Problem statement => Filter the records below for the word "抓取范围". Copy each line that holds it.

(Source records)
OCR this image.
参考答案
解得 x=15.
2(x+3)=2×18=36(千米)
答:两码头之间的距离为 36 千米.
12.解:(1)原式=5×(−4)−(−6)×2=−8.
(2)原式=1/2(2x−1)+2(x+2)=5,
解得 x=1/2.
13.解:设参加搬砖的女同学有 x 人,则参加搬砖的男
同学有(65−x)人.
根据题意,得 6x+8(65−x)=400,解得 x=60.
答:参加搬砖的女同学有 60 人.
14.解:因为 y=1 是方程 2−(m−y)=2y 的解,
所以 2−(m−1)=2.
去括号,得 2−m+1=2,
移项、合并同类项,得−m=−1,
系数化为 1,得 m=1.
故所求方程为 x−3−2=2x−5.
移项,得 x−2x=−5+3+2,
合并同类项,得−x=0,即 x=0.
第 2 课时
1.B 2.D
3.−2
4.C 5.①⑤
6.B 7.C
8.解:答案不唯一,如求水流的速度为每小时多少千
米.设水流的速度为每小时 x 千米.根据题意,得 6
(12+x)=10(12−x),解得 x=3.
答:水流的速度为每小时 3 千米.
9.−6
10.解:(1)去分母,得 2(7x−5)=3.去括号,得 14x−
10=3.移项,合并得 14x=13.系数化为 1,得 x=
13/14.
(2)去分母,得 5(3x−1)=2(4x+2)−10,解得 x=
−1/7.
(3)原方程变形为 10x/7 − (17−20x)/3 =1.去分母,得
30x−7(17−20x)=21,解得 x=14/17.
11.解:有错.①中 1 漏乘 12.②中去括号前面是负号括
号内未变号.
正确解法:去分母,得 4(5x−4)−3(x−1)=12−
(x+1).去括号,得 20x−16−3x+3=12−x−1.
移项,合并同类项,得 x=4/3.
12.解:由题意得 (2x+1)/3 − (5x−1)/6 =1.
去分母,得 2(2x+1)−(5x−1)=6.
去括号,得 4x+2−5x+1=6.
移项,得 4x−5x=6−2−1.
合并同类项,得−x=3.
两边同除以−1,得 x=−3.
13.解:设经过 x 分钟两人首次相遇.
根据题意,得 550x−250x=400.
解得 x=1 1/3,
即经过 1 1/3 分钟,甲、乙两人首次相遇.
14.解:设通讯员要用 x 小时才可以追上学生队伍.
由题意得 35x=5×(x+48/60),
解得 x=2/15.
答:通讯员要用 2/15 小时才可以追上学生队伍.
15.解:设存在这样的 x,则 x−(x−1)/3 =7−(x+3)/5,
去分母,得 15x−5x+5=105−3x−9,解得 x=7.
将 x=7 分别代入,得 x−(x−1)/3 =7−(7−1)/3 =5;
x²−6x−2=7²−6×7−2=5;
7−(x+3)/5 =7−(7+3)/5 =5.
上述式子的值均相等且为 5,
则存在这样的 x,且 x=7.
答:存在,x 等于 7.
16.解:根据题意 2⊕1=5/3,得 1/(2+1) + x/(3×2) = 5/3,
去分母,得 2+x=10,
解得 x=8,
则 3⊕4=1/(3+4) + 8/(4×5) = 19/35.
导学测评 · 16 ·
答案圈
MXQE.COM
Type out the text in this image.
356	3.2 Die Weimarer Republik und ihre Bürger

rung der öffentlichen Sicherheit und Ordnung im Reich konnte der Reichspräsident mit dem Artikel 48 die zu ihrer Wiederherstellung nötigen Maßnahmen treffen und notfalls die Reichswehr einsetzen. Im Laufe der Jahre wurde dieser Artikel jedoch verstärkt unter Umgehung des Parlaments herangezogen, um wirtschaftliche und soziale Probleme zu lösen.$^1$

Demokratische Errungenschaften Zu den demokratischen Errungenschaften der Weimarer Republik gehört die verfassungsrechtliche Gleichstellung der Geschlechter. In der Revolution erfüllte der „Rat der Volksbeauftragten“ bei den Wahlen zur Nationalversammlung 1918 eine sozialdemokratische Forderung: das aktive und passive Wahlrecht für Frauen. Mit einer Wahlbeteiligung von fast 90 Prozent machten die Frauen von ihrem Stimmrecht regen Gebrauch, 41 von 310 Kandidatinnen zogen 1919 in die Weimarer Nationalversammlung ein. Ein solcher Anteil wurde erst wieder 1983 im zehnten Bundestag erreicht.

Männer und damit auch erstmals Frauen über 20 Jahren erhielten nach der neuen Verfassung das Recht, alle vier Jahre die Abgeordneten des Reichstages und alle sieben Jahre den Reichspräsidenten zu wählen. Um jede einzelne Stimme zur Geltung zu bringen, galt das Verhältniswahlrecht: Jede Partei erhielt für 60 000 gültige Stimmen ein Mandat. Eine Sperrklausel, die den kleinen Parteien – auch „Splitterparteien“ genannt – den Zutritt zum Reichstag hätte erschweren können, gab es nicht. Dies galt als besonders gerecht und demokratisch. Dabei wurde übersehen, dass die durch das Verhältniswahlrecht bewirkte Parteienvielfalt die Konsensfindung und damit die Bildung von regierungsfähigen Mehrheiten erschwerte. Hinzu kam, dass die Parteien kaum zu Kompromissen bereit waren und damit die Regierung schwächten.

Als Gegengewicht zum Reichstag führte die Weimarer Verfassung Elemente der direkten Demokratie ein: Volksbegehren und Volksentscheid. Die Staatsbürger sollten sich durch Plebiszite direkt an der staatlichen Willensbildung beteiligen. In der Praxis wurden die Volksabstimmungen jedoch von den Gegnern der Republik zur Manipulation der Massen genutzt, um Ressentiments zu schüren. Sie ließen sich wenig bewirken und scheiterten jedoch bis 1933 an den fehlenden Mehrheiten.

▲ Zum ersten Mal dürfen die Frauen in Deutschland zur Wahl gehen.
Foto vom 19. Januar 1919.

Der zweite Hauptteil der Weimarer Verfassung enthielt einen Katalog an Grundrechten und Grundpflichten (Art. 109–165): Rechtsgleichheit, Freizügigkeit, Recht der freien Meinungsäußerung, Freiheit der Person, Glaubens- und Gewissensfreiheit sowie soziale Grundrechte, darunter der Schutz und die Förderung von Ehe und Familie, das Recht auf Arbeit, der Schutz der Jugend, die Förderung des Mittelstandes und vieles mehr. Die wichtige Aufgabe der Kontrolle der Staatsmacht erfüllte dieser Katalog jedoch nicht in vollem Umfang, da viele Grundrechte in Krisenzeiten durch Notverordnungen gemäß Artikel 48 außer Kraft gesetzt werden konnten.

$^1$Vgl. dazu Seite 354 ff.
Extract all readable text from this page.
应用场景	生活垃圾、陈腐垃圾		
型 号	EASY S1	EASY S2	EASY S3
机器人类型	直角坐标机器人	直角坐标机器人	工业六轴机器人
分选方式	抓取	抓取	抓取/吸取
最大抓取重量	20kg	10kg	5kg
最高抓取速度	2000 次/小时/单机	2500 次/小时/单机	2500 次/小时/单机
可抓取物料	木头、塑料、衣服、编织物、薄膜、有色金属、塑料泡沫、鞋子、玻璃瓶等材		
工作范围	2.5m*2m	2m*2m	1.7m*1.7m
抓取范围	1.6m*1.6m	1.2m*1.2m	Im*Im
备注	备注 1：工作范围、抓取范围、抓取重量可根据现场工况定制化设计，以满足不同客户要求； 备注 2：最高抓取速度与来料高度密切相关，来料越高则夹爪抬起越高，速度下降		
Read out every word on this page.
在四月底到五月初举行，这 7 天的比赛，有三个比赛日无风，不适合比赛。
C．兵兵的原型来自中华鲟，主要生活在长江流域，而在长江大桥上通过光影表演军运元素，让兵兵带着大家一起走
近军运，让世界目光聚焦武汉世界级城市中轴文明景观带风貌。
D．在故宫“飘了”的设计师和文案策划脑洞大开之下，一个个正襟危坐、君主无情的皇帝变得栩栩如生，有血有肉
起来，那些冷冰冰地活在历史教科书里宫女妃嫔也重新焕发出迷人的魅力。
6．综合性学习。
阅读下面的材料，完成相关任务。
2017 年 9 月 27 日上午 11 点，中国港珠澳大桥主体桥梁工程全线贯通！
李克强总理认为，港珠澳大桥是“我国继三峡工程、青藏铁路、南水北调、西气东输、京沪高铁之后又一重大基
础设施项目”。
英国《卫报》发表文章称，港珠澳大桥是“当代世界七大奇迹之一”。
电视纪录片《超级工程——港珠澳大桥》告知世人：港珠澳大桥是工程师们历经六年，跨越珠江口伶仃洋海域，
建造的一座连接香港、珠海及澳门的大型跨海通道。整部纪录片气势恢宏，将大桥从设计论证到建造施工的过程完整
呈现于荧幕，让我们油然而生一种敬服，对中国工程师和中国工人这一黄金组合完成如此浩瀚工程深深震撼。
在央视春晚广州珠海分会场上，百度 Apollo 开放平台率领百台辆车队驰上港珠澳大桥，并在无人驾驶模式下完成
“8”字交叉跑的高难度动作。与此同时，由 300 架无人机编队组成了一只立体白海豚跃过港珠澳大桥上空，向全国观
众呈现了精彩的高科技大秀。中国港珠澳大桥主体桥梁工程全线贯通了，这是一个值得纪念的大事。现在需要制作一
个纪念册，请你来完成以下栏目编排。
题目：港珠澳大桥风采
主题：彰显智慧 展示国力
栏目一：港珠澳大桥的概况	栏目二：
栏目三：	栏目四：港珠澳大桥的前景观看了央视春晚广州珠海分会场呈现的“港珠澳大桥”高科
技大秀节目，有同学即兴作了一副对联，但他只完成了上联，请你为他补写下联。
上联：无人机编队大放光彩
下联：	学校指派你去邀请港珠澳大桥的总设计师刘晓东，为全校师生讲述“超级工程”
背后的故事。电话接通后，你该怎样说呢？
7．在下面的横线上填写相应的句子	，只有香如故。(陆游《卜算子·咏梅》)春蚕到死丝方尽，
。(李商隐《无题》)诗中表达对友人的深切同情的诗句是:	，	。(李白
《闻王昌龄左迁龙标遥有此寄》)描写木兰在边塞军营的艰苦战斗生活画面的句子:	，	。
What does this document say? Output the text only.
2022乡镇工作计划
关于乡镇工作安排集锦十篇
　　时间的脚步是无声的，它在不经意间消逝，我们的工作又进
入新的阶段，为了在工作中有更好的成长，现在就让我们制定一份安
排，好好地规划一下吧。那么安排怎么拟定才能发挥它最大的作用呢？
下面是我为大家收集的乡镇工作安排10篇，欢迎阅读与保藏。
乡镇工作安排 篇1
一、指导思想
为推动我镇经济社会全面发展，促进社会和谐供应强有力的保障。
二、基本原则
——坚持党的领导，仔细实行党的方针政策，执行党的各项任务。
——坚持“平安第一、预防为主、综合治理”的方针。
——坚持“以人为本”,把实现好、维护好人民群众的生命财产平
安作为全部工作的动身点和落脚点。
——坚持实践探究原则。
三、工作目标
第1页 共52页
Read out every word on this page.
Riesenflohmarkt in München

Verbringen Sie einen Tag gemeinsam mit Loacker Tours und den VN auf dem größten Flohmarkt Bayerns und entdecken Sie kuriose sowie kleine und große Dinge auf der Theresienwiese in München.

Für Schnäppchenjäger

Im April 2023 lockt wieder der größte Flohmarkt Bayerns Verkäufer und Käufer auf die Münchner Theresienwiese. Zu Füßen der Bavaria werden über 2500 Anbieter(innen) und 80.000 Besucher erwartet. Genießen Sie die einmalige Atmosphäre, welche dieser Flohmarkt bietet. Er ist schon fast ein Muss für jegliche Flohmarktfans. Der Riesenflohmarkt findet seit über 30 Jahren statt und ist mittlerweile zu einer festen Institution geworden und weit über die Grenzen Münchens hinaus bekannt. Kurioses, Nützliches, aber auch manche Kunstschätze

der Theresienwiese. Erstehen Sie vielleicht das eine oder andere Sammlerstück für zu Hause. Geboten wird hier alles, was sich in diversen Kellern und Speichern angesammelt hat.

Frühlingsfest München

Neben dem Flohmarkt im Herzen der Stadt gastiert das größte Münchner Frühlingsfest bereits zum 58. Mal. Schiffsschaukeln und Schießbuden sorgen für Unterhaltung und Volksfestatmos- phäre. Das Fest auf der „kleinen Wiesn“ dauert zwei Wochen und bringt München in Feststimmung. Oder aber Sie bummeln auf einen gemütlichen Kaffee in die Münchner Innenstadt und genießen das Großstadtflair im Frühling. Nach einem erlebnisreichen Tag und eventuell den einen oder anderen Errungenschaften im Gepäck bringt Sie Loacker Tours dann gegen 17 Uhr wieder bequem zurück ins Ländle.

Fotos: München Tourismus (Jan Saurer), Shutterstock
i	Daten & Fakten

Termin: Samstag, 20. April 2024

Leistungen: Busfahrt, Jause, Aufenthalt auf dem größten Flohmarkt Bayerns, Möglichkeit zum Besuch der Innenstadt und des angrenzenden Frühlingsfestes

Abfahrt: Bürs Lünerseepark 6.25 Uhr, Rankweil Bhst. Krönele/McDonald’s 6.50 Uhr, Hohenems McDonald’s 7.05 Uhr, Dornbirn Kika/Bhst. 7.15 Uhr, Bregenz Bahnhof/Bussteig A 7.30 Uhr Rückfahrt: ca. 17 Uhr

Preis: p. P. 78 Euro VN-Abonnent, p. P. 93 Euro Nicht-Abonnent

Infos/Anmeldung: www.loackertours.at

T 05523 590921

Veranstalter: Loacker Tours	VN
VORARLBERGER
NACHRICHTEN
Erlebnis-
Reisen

Expected output =>
抓取范围	1.6m*1.6m	1.2m*1.2m	Im*Im
备注	备注 1：工作范围、抓取范围、抓取重量可根据现场工况定制化设计，以满足不同客户要求； 备注 2：最高抓取速度与来料高度密切相关，来料越高则夹爪抬起越高，速度下降		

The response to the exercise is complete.